- _Records provided_:
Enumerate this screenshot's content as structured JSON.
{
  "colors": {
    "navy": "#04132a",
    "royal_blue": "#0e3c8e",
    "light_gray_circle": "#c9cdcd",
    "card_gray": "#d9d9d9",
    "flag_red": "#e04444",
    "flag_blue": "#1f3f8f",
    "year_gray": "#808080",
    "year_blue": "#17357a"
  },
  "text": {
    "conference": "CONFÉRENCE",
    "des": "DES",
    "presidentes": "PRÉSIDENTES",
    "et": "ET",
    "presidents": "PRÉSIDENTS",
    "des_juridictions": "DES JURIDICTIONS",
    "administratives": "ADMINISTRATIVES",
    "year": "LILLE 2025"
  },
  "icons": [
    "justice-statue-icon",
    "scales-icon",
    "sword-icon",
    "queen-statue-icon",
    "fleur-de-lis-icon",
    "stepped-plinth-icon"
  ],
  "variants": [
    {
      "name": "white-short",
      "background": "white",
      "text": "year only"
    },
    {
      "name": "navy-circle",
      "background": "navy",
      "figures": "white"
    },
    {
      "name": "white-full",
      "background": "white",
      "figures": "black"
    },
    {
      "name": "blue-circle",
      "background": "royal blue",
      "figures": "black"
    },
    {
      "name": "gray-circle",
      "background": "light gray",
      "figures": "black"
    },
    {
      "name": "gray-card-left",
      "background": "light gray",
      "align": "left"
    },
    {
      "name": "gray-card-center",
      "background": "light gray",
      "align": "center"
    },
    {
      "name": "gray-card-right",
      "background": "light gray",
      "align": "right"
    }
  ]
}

- _Problem requirements_: Please reproduce each record precisely as written.

- _Response_:
Enumerate this screenshot's content as structured JSON.
{
  "colors": {
    "navy": "#04132a",
    "royal_blue": "#0e3c8e",
    "light_gray_circle": "#c9cdcd",
    "card_gray": "#d9d9d9",
    "flag_red": "#e04444",
    "flag_blue": "#1f3f8f",
    "year_gray": "#808080",
    "year_blue": "#17357a"
  },
  "text": {
    "conference": "CONFÉRENCE",
    "des": "DES",
    "presidentes": "PRÉSIDENTES",
    "et": "ET",
    "presidents": "PRÉSIDENTS",
    "des_juridictions": "DES JURIDICTIONS",
    "administratives": "ADMINISTRATIVES",
    "year": "LILLE 2025"
  },
  "icons": [
    "justice-statue-icon",
    "scales-icon",
    "sword-icon",
    "queen-statue-icon",
    "fleur-de-lis-icon",
    "stepped-plinth-icon"
  ],
  "variants": [
    {
      "name": "white-short",
      "background": "white",
      "text": "year only"
    },
    {
      "name": "navy-circle",
      "background": "navy",
      "figures": "white"
    },
    {
      "name": "white-full",
      "background": "white",
      "figures": "black"
    },
    {
      "name": "blue-circle",
      "background": "royal blue",
      "figures": "black"
    },
    {
      "name": "gray-circle",
      "background": "light gray",
      "figures": "black"
    },
    {
      "name": "gray-card-left",
      "background": "light gray",
      "align": "left"
    },
    {
      "name": "gray-card-center",
      "background": "light gray",
      "align": "center"
    },
    {
      "name": "gray-card-right",
      "background": "light gray",
      "align": "right"
    }
  ]
}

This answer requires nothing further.